### Do this:
Gather, from the data below, each line in which the word "geri" occurs.

** START OF Information supplied **

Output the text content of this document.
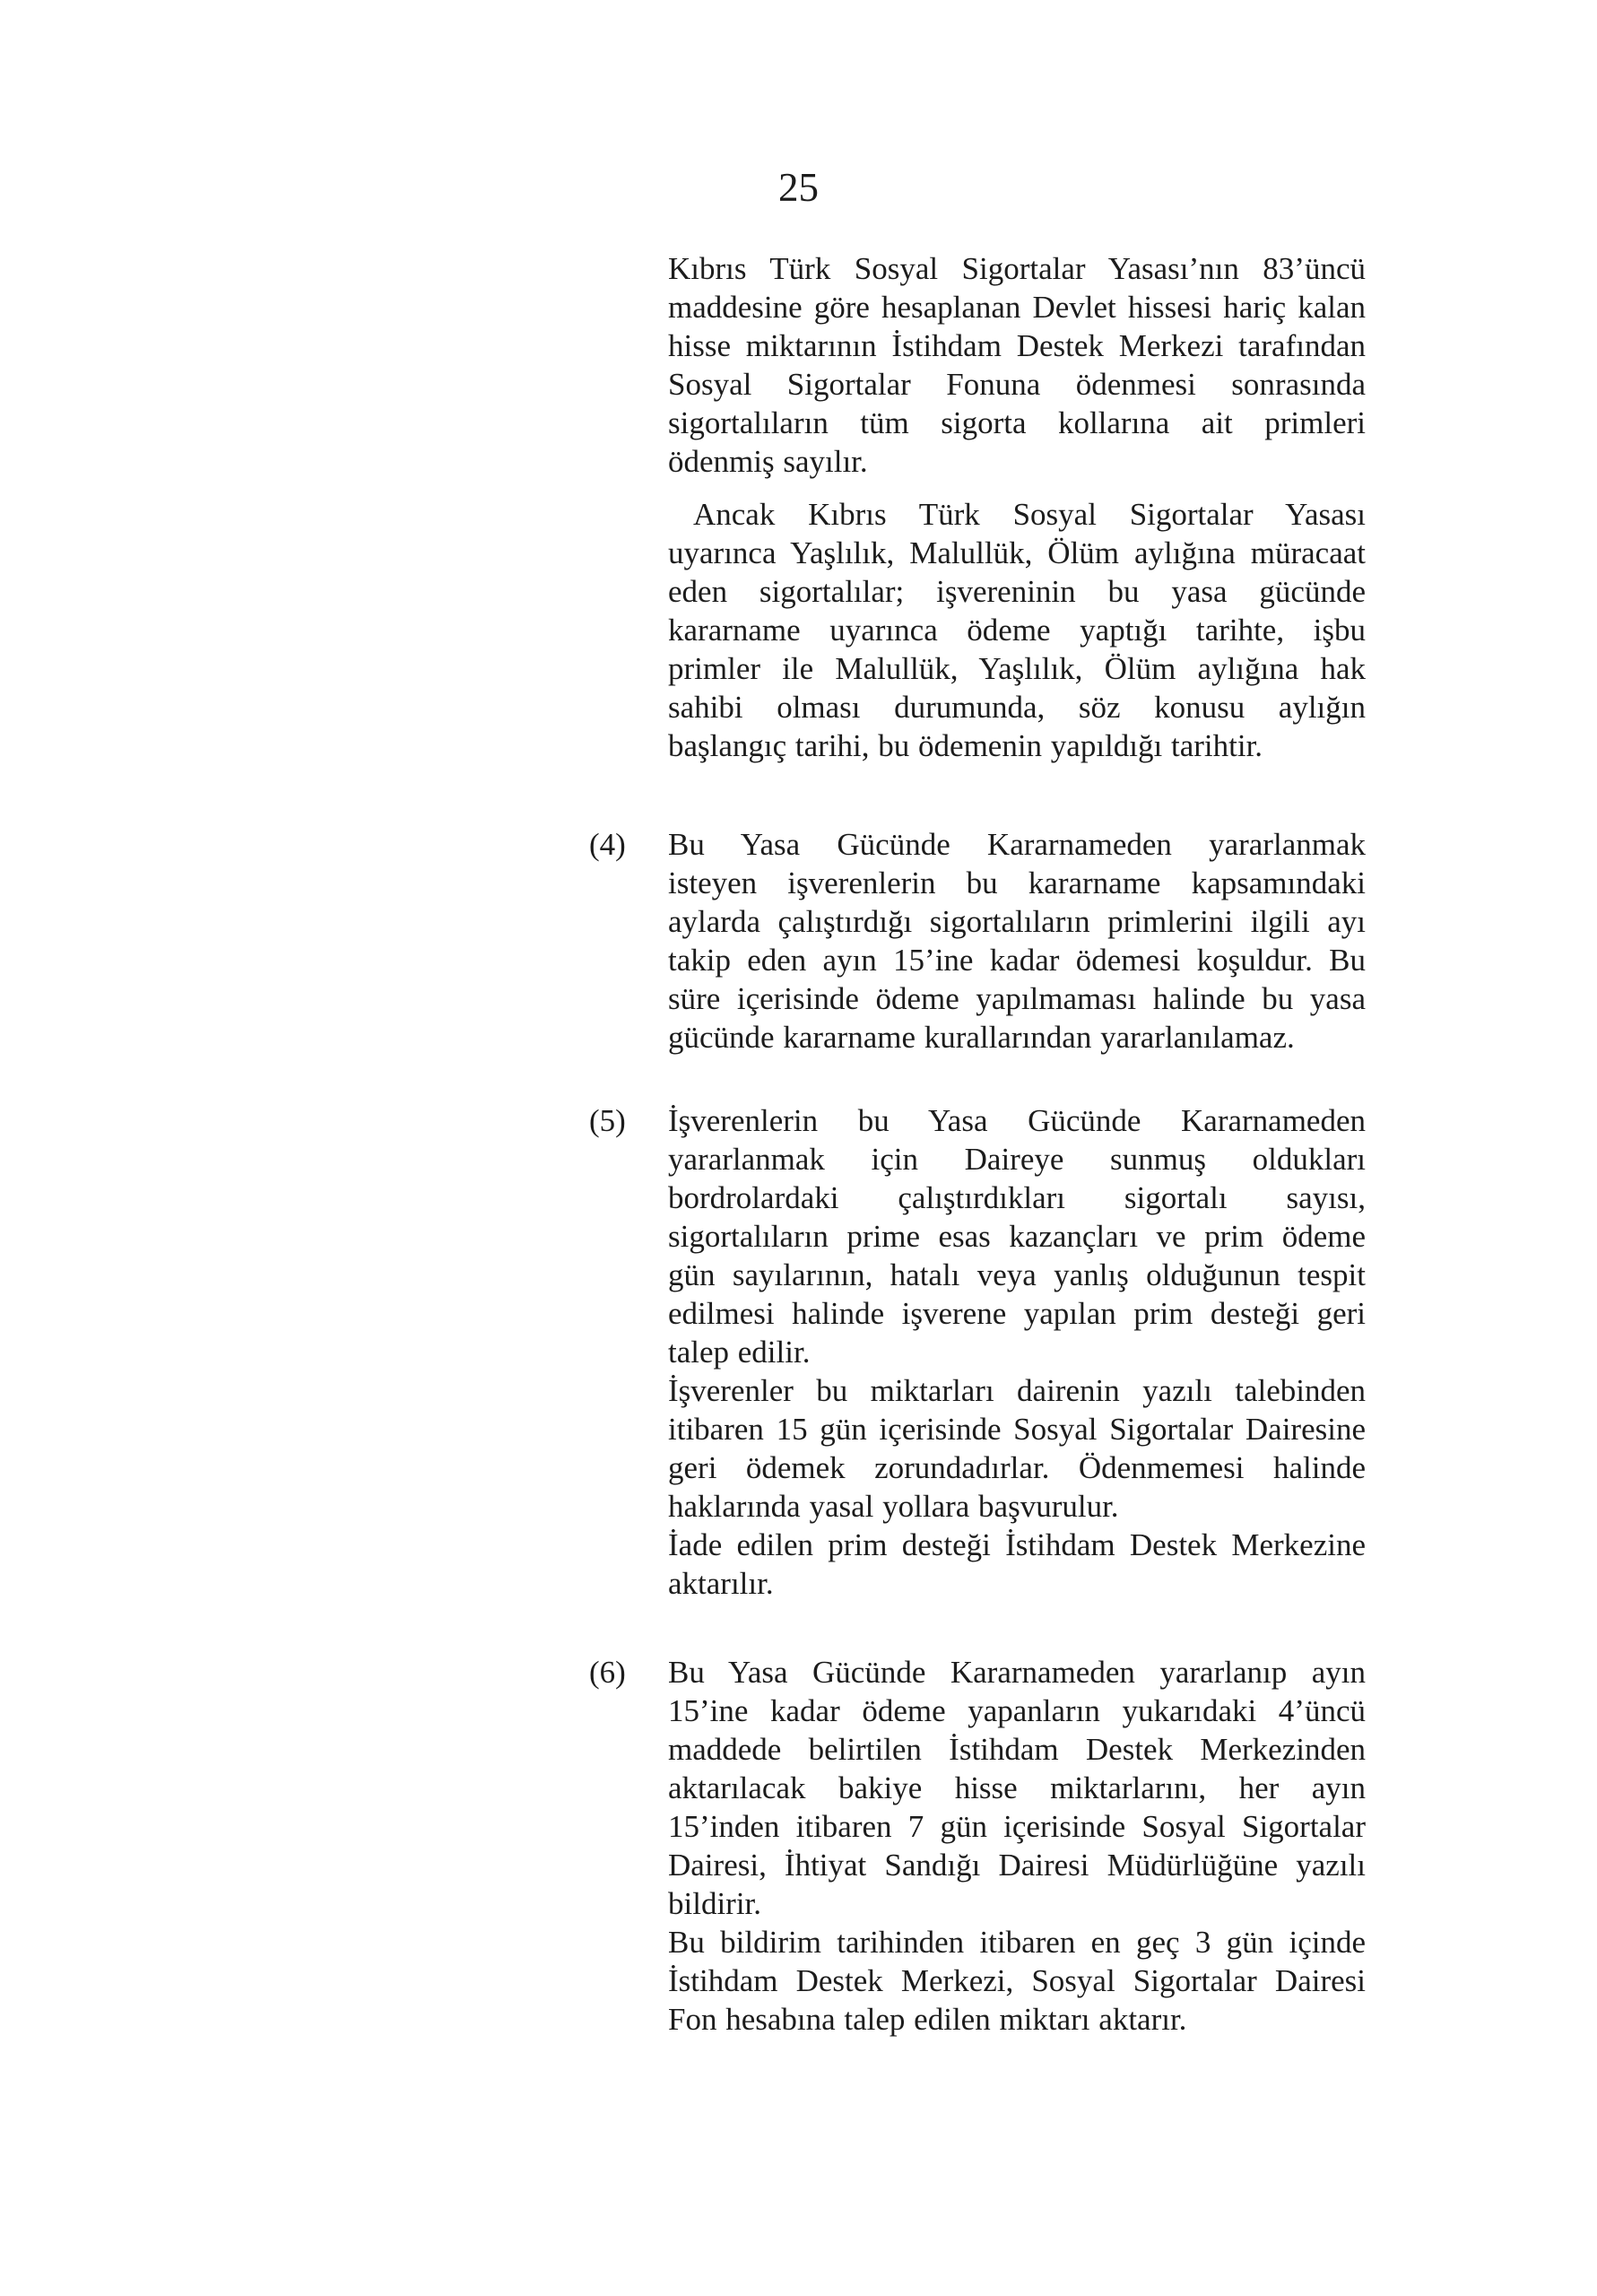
25
Kıbrıs Türk Sosyal Sigortalar Yasası’nın 83’üncü
maddesine göre hesaplanan Devlet hissesi hariç kalan
hisse miktarının İstihdam Destek Merkezi tarafından
Sosyal Sigortalar Fonuna ödenmesi sonrasında
sigortalıların tüm sigorta kollarına ait primleri
ödenmiş sayılır.
Ancak Kıbrıs Türk Sosyal Sigortalar Yasası
uyarınca Yaşlılık, Malullük, Ölüm aylığına müracaat
eden sigortalılar; işvereninin bu yasa gücünde
kararname uyarınca ödeme yaptığı tarihte, işbu
primler ile Malullük, Yaşlılık, Ölüm aylığına hak
sahibi olması durumunda, söz konusu aylığın
başlangıç tarihi, bu ödemenin yapıldığı tarihtir.
(4)	Bu Yasa Gücünde Kararnameden yararlanmak
isteyen işverenlerin bu kararname kapsamındaki
aylarda çalıştırdığı sigortalıların primlerini ilgili ayı
takip eden ayın 15’ine kadar ödemesi koşuldur. Bu
süre içerisinde ödeme yapılmaması halinde bu yasa
gücünde kararname kurallarından yararlanılamaz.
(5)	İşverenlerin bu Yasa Gücünde Kararnameden
yararlanmak için Daireye sunmuş oldukları
bordrolardaki çalıştırdıkları sigortalı sayısı,
sigortalıların prime esas kazançları ve prim ödeme
gün sayılarının, hatalı veya yanlış olduğunun tespit
edilmesi halinde işverene yapılan prim desteği geri
talep edilir.
İşverenler bu miktarları dairenin yazılı talebinden
itibaren 15 gün içerisinde Sosyal Sigortalar Dairesine
geri ödemek zorundadırlar. Ödenmemesi halinde
haklarında yasal yollara başvurulur.
İade edilen prim desteği İstihdam Destek Merkezine
aktarılır.
(6)	Bu Yasa Gücünde Kararnameden yararlanıp ayın
15’ine kadar ödeme yapanların yukarıdaki 4’üncü
maddede belirtilen İstihdam Destek Merkezinden
aktarılacak bakiye hisse miktarlarını, her ayın
15’inden itibaren 7 gün içerisinde Sosyal Sigortalar
Dairesi, İhtiyat Sandığı Dairesi Müdürlüğüne yazılı
bildirir.
Bu bildirim tarihinden itibaren en geç 3 gün içinde
İstihdam Destek Merkezi, Sosyal Sigortalar Dairesi
Fon hesabına talep edilen miktarı aktarır.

** END OF Information supplied **

### Solution for this task:
edilmesi halinde işverene yapılan prim desteği geri
geri ödemek zorundadırlar. Ödenmemesi halinde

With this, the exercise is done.